-- start --
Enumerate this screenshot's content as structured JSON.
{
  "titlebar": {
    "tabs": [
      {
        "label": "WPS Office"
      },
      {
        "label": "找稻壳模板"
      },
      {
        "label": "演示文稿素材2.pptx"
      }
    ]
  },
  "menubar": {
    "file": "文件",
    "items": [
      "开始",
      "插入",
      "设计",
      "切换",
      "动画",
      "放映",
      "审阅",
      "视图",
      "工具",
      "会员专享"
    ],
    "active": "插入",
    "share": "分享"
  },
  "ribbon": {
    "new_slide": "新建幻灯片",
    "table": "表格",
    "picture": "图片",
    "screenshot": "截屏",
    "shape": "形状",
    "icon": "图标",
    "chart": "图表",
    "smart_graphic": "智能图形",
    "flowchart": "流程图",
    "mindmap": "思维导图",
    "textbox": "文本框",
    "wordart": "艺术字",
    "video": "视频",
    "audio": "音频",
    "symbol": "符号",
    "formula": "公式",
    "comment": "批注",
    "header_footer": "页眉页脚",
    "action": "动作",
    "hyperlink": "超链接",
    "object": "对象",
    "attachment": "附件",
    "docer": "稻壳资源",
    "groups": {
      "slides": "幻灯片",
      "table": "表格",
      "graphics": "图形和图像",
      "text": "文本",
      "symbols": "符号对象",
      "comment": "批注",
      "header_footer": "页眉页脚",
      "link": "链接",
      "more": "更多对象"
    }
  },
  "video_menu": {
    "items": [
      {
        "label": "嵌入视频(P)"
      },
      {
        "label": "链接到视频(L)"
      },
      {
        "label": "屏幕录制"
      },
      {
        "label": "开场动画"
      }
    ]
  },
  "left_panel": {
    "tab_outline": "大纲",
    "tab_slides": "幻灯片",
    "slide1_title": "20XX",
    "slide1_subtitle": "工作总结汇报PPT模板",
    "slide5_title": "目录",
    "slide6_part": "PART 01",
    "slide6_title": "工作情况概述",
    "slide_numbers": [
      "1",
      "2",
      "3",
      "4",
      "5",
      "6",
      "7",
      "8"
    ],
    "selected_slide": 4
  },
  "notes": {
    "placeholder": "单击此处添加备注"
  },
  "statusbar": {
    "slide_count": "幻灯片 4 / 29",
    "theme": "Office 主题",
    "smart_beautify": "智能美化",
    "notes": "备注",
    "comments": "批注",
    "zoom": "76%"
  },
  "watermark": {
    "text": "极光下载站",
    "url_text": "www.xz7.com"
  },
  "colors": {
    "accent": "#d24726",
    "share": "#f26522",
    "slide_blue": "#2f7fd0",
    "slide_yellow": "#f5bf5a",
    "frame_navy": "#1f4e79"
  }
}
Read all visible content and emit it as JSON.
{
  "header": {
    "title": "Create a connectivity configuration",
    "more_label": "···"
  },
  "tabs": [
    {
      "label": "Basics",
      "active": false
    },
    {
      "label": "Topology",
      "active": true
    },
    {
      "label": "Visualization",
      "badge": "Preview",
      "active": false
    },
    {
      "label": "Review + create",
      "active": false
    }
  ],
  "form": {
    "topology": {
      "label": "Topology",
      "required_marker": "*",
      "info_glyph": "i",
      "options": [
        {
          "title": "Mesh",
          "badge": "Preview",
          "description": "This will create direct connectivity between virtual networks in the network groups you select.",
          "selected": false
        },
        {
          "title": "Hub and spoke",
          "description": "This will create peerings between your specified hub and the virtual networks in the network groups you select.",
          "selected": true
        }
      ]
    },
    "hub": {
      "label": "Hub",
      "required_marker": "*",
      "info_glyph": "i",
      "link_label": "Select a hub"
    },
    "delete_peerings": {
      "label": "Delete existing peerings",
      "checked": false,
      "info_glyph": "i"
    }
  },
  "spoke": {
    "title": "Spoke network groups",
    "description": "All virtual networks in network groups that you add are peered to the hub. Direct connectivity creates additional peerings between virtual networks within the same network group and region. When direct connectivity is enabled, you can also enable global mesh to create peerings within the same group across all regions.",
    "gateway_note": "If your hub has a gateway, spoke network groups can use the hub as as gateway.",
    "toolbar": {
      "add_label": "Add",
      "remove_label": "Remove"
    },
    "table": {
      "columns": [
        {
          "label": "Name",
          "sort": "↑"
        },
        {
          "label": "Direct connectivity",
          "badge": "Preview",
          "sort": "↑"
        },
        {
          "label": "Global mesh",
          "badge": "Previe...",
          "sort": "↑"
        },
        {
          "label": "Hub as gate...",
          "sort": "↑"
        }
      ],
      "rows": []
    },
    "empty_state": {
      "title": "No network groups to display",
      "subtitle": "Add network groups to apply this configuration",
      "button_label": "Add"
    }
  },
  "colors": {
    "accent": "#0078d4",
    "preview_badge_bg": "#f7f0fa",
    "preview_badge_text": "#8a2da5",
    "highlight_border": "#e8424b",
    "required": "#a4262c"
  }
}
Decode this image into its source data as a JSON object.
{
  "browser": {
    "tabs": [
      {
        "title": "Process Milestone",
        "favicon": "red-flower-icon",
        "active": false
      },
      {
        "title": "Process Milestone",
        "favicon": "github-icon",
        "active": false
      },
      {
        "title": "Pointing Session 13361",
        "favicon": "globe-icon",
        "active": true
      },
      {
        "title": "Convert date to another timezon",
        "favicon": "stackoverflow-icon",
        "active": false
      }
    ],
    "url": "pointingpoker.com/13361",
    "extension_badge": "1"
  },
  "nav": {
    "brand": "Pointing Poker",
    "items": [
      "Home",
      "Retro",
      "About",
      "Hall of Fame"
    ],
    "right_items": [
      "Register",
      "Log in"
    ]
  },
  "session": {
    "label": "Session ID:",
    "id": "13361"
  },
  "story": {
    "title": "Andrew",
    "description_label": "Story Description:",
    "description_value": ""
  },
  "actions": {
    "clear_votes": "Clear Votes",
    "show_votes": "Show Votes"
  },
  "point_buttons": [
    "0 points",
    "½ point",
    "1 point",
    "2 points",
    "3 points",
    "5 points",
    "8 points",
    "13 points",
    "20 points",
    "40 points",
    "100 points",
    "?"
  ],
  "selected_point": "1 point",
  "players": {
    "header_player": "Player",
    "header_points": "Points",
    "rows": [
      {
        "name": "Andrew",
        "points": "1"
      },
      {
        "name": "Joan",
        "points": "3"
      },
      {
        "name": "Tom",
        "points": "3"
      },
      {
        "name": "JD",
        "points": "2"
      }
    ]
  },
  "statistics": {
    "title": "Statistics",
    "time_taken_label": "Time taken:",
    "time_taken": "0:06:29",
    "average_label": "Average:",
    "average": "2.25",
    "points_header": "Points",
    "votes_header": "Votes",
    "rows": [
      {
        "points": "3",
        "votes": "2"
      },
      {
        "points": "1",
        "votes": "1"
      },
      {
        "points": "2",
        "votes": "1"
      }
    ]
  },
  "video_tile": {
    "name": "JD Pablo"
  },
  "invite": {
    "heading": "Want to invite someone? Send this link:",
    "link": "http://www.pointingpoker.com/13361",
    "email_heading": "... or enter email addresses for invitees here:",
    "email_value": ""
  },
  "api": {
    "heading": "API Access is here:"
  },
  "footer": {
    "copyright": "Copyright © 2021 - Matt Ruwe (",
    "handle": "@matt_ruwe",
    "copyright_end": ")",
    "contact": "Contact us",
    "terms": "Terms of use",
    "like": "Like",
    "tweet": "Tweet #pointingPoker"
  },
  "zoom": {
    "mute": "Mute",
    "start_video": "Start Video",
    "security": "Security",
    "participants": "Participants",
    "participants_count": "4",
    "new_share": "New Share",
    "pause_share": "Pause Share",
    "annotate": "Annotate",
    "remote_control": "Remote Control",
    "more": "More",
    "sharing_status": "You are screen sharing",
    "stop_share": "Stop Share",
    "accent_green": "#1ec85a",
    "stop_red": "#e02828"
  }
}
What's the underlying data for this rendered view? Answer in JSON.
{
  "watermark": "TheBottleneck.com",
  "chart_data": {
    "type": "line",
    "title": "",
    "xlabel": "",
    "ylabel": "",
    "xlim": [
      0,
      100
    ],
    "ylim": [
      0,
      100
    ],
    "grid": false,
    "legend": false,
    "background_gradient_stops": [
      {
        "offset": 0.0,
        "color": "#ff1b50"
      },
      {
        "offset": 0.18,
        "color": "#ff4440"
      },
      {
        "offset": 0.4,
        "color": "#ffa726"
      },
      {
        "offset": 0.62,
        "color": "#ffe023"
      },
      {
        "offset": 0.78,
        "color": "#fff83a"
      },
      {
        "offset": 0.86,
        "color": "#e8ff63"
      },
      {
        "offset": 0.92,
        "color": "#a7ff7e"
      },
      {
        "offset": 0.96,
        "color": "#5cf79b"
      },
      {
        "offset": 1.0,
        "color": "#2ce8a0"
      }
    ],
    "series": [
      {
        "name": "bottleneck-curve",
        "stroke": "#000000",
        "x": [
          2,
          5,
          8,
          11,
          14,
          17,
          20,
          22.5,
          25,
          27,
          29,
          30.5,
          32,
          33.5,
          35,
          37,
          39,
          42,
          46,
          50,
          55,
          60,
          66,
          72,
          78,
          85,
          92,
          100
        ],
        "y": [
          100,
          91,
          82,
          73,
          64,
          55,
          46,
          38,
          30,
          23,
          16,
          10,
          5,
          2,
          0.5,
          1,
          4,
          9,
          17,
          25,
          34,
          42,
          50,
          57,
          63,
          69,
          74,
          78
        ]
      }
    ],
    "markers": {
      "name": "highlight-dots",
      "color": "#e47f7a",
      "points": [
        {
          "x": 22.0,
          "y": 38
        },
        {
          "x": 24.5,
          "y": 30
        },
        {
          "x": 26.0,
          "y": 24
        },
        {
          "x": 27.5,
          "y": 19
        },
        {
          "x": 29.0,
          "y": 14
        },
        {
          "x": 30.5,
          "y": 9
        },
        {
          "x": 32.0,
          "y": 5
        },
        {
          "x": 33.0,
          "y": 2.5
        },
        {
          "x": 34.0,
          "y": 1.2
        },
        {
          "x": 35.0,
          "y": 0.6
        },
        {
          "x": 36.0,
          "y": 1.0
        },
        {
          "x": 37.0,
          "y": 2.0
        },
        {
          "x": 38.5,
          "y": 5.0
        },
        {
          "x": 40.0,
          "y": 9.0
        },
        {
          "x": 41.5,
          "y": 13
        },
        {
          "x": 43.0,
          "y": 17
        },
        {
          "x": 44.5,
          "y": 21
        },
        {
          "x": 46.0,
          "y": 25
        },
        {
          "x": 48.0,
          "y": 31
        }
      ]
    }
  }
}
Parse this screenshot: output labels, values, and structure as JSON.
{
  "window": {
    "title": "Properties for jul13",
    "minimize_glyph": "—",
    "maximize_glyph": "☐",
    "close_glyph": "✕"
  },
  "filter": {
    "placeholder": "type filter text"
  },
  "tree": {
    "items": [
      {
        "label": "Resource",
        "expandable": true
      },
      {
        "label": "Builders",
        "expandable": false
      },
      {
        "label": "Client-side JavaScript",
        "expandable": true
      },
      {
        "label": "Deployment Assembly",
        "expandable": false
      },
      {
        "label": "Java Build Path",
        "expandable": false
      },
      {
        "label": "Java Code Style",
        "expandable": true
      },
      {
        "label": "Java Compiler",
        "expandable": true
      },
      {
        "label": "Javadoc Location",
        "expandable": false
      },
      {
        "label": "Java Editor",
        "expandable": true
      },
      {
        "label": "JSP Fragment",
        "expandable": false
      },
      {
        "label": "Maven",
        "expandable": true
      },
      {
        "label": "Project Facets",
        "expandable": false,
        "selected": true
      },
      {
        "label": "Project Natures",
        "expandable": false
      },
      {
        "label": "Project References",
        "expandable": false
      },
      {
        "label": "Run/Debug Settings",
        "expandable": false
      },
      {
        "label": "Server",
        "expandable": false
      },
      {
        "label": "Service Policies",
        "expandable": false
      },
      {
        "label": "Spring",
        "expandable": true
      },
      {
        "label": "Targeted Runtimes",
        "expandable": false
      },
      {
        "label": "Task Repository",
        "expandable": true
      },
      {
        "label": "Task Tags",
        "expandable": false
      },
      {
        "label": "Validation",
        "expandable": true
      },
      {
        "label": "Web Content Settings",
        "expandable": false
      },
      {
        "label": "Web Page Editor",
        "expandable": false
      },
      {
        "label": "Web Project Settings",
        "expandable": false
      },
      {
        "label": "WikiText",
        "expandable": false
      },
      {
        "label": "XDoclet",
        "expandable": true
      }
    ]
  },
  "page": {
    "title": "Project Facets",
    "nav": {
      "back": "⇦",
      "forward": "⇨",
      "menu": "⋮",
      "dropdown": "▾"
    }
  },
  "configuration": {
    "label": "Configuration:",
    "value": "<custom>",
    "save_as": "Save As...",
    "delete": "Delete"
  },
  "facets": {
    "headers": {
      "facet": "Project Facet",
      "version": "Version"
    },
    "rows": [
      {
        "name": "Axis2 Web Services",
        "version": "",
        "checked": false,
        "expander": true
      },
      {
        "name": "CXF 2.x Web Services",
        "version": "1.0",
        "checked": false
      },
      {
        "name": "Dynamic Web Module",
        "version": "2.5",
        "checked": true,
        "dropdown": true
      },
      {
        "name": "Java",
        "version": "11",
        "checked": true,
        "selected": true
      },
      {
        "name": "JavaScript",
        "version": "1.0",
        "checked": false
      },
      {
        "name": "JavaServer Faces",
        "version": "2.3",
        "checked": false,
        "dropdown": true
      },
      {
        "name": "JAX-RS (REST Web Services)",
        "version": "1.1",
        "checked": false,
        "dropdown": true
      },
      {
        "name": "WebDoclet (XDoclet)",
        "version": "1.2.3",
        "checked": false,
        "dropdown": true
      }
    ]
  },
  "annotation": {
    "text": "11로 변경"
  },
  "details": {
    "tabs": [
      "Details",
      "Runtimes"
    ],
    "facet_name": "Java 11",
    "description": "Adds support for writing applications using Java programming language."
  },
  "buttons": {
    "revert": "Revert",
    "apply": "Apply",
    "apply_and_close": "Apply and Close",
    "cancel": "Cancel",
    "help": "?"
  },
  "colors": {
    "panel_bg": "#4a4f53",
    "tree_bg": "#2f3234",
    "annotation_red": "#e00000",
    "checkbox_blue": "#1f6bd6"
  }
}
-- end --
_What this task involves_
Pull out each line of the records holding the string "offset".

_Task answer_
        "offset": 0.0,
        "offset": 0.18,
        "offset": 0.4,
        "offset": 0.62,
        "offset": 0.78,
        "offset": 0.86,
        "offset": 0.92,
        "offset": 0.96,
        "offset": 1.0,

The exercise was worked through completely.